Copy all lines that contain the word "降水较少".

Dataset records:
━━━━

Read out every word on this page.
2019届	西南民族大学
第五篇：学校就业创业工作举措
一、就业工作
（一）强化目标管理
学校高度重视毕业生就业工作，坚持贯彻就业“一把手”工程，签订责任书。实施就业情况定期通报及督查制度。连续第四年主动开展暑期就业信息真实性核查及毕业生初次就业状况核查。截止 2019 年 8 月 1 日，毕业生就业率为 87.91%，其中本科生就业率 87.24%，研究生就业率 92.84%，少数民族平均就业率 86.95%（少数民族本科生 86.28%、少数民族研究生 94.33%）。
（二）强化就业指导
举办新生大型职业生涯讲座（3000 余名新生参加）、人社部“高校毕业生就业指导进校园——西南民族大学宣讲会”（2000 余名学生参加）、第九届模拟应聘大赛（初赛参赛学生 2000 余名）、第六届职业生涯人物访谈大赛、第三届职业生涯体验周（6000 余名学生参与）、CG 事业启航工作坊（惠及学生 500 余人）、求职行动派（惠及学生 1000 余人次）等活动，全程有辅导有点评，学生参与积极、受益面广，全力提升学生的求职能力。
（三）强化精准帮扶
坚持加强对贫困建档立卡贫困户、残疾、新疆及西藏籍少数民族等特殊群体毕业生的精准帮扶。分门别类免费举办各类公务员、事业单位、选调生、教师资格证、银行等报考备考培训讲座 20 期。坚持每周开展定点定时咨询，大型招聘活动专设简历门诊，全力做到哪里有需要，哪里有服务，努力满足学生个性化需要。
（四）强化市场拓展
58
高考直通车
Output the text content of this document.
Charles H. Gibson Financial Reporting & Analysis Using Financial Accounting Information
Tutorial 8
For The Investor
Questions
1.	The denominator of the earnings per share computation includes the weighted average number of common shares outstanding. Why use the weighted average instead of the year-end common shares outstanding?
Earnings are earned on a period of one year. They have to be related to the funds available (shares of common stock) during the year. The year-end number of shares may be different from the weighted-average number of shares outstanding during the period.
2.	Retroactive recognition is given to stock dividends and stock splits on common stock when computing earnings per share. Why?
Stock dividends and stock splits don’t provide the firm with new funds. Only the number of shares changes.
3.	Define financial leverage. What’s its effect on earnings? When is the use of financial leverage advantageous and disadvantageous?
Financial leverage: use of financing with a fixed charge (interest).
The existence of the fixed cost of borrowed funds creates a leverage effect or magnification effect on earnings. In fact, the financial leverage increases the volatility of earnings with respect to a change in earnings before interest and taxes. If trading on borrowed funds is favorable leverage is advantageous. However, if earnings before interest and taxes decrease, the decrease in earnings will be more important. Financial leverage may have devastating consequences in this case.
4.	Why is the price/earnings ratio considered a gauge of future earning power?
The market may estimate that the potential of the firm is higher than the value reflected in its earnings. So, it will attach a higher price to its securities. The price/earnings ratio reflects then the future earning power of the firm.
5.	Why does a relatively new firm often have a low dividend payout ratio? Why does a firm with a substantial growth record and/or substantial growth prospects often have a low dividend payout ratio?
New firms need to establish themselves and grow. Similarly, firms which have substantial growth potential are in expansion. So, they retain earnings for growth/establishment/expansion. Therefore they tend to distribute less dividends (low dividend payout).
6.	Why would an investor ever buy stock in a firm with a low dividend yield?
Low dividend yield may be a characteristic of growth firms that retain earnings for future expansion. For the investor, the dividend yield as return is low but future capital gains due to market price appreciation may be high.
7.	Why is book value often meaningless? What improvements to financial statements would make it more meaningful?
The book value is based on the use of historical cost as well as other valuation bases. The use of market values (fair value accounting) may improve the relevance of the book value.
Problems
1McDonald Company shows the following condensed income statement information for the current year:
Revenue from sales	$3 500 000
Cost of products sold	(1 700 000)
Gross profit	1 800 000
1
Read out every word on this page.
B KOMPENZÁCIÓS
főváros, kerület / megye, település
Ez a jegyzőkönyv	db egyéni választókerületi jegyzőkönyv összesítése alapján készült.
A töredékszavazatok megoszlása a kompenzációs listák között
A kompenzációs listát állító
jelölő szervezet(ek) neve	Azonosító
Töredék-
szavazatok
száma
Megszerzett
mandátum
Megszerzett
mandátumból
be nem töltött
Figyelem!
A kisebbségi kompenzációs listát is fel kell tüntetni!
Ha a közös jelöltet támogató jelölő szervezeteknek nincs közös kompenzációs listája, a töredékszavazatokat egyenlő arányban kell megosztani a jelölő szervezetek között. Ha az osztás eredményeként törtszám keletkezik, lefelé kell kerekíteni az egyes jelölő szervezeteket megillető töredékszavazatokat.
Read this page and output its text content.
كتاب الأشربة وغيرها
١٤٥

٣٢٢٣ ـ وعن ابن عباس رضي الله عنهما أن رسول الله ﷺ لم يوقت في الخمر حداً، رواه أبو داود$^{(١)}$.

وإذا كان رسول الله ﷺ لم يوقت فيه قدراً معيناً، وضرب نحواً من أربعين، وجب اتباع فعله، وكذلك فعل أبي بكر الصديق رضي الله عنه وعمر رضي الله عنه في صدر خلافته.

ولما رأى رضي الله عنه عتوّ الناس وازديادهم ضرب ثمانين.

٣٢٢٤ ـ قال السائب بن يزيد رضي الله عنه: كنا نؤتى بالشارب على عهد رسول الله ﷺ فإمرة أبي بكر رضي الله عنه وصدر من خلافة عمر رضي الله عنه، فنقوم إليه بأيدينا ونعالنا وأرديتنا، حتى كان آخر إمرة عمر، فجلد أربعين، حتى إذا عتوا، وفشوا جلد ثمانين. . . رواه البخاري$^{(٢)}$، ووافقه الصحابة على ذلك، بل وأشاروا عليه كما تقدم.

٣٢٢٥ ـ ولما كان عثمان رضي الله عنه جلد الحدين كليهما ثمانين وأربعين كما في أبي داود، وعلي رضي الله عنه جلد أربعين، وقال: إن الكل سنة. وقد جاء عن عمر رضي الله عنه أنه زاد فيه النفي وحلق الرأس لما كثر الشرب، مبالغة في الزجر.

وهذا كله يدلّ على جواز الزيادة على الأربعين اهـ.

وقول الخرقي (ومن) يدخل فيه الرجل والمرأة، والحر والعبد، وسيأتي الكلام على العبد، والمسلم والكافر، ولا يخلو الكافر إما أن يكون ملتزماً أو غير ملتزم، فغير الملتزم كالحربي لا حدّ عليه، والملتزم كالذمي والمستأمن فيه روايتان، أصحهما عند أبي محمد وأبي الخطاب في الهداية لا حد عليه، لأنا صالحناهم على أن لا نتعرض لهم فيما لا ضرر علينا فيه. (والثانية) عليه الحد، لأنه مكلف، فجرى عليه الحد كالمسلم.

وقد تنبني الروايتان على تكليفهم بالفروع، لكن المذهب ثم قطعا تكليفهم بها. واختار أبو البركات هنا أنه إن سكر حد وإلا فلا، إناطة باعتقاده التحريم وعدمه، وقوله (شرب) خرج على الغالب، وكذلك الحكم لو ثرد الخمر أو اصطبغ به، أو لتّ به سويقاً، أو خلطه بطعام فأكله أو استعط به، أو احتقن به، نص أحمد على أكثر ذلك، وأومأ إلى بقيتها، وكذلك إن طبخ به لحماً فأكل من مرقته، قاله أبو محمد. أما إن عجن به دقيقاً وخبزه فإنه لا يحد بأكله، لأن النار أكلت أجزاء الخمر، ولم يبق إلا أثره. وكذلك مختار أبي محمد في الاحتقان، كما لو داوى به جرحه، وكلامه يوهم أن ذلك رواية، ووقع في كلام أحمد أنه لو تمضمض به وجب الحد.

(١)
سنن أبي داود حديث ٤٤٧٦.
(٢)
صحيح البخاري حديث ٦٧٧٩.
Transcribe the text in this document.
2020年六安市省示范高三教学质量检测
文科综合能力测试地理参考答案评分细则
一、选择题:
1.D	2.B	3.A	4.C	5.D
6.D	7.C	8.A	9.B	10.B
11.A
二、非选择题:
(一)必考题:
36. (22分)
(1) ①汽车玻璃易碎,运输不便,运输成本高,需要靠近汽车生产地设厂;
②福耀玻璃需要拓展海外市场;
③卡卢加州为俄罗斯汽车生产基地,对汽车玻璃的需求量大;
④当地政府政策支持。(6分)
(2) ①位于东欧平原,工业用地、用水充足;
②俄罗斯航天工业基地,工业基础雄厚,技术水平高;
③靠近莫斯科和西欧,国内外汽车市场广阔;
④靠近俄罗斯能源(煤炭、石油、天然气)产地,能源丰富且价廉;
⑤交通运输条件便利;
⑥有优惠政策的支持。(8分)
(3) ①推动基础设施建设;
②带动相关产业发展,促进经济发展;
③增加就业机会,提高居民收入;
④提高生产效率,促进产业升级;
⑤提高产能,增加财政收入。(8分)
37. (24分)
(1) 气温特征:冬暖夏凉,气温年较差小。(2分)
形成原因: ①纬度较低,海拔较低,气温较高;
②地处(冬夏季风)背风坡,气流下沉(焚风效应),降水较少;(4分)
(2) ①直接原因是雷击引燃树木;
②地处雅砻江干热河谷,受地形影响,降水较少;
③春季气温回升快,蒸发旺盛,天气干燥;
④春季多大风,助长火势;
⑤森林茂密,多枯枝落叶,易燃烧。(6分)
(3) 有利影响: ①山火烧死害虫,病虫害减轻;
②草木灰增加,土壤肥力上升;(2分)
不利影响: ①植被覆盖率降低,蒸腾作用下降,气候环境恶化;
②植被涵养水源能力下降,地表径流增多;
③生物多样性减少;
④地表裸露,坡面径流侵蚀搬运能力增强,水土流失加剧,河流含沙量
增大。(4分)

━━━━

Answer:
②地处(冬夏季风)背风坡,气流下沉(焚风效应),降水较少;(4分)
②地处雅砻江干热河谷,受地形影响,降水较少;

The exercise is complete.